:: Task to carry out ::
Read through the records below and copy each line that uses the word "source".

:: Data extracted from a collection ::
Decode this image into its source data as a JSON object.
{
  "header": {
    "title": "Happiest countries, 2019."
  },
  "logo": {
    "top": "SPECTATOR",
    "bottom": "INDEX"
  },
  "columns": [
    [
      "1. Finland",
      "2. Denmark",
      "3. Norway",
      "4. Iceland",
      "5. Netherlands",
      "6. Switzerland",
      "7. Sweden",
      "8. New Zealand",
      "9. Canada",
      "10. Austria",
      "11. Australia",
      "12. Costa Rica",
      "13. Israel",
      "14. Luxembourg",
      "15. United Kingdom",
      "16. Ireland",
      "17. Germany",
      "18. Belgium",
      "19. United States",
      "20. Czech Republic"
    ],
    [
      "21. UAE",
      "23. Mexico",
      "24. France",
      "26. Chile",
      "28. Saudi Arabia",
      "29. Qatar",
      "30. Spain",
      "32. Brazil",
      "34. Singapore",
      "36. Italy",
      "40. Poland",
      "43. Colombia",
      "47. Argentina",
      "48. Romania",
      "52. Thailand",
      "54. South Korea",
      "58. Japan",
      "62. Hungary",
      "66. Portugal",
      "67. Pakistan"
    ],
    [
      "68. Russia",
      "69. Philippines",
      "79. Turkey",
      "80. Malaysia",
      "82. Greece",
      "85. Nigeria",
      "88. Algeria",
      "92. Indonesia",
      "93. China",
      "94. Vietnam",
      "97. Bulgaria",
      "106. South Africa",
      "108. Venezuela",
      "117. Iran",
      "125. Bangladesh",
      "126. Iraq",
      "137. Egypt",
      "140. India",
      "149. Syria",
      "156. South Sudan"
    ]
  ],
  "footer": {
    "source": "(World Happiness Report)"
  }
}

:: Solution for this problem ::
Decode this image into its source data as a JSON object.
    "source": "(World Happiness Report)"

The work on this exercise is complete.